__Requirements__. How many lines in this data contain the string "vidéken"? Reply with the number only.

Dataset records:
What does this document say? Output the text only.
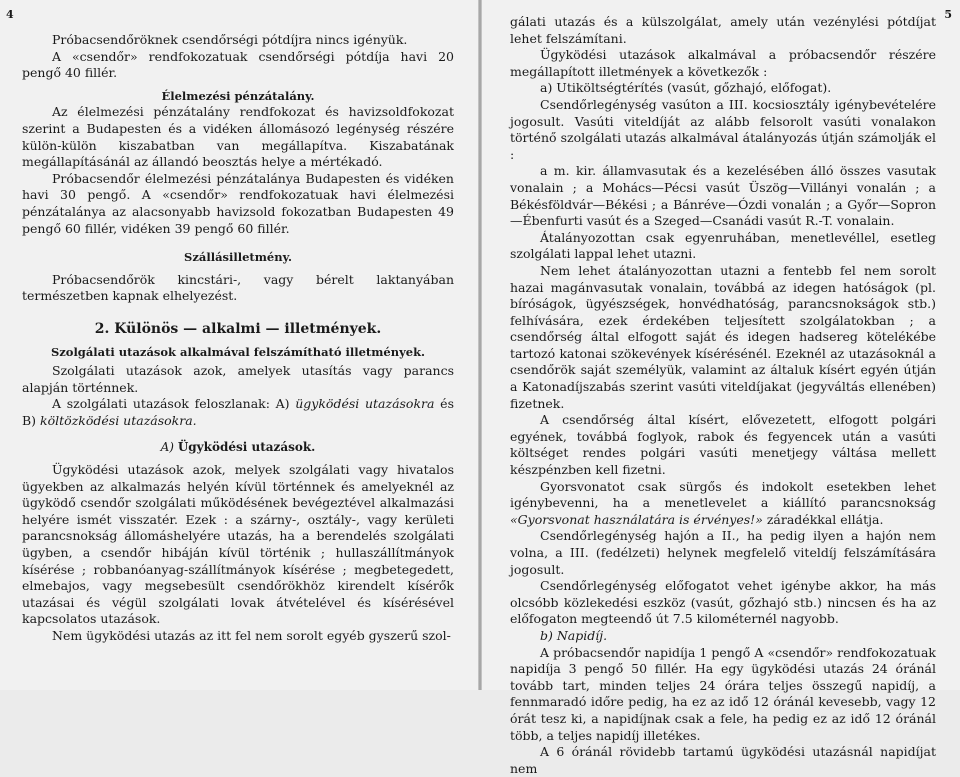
4

Próbacsendőröknek csendőrségi pótdíjra nincs igényük.

A «csendőr» rendfokozatuak csendőrségi pótdíja havi 20 pengő 40 fillér.

Élelmezési pénzátalány.

Az élelmezési pénzátalány rendfokozat és havizsoldfokozat szerint a Budapesten és a vidéken állomásozó legénység részére külön-külön kiszabatban van megállapítva. Kiszabatának megállapításánál az állandó beosztás helye a mértékadó.

Próbacsendőr élelmezési pénzátalánya Budapesten és vidéken havi 30 pengő. A «csendőr» rendfokozatuak havi élelmezési pénzátalánya az alacsonyabb havizsold fokozatban Budapesten 49 pengő 60 fillér, vidéken 39 pengő 60 fillér.

Szállásilletmény.

Próbacsendőrök kincstári-, vagy bérelt laktanyában természetben kapnak elhelyezést.

2. Különös — alkalmi — illetmények.

Szolgálati utazások alkalmával felszámítható illetmények.

Szolgálati utazások azok, amelyek utasítás vagy parancs alapján történnek.

A szolgálati utazások feloszlanak: A) ügyködési utazásokra és B) költözködési utazásokra.

A) Ügyködési utazások.

Ügyködési utazások azok, melyek szolgálati vagy hivatalos ügyekben az alkalmazás helyén kívül történnek és amelyeknél az ügyködő csendőr szolgálati működésének bevégeztével alkalmazási helyére ismét visszatér. Ezek : a szárny-, osztály-, vagy kerületi parancsnokság állomáshelyére utazás, ha a berendelés szolgálati ügyben, a csendőr hibáján kívül történik ; hullaszállítmányok kísérése ; robbanóanyag-szállítmányok kísérése ; megbetegedett, elmebajos, vagy megsebesült csendőrökhöz kirendelt kísérők utazásai és végül szolgálati lovak átvételével és kísérésével kapcsolatos utazások.

Nem ügyködési utazás az itt fel nem sorolt egyéb gyszerű szol-

5

gálati utazás és a külszolgálat, amely után vezénylési pótdíjat lehet felszámítani.

Ügyködési utazások alkalmával a próbacsendőr részére megállapított illetmények a következők :

a) Utiköltségtérítés (vasút, gőzhajó, előfogat).

Csendőrlegénység vasúton a III. kocsiosztály igénybevételére jogosult. Vasúti viteldíját az alább felsorolt vasúti vonalakon történő szolgálati utazás alkalmával átalányozás útján számolják el :

a m. kir. államvasutak és a kezelésében álló összes vasutak vonalain ; a Mohács—Pécsi vasút Üszög—Villányi vonalán ; a Békésföldvár—Békési ; a Bánréve—Ózdi vonalán ; a Győr—Sopron—Ébenfurti vasút és a Szeged—Csanádi vasút R.-T. vonalain.

Átalányozottan csak egyenruhában, menetlevéllel, esetleg szolgálati lappal lehet utazni.

Nem lehet átalányozottan utazni a fentebb fel nem sorolt hazai magánvasutak vonalain, továbbá az idegen hatóságok (pl. bíróságok, ügyészségek, honvédhatóság, parancsnokságok stb.) felhívására, ezek érdekében teljesített szolgálatokban ; a csendőrség által elfogott saját és idegen hadsereg kötelékébe tartozó katonai szökevények kísérésénél. Ezeknél az utazásoknál a csendőrök saját személyük, valamint az általuk kísért egyén útján a Katonadíjszabás szerint vasúti viteldíjakat (jegyváltás ellenében) fizetnek.

A csendőrség által kísért, elővezetett, elfogott polgári egyének, továbbá foglyok, rabok és fegyencek után a vasúti költséget rendes polgári vasúti menetjegy váltása mellett készpénzben kell fizetni.

Gyorsvonatot csak sürgős és indokolt esetekben lehet igénybevenni, ha a menetlevelet a kiállító parancsnokság «Gyorsvonat használatára is érvényes!» záradékkal ellátja.

Csendőrlegénység hajón a II., ha pedig ilyen a hajón nem volna, a III. (fedélzeti) helynek megfelelő viteldíj felszámítására jogosult.

Csendőrlegénység előfogatot vehet igénybe akkor, ha más olcsóbb közlekedési eszköz (vasút, gőzhajó stb.) nincsen és ha az előfogaton megteendő út 7.5 kilométernél nagyobb.

b) Napidíj.

A próbacsendőr napidíja 1 pengő A «csendőr» rendfokozatuak napidíja 3 pengő 50 fillér. Ha egy ügyködési utazás 24 óránál tovább tart, minden teljes 24 órára teljes összegű napidíj, a fennmaradó időre pedig, ha ez az idő 12 óránál kevesebb, vagy 12 órát tesz ki, a napidíjnak csak a fele, ha pedig ez az idő 12 óránál több, a teljes napidíj illetékes.

A 6 óránál rövidebb tartamú ügyködési utazásnál napidíjat nem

__Task answer__. 2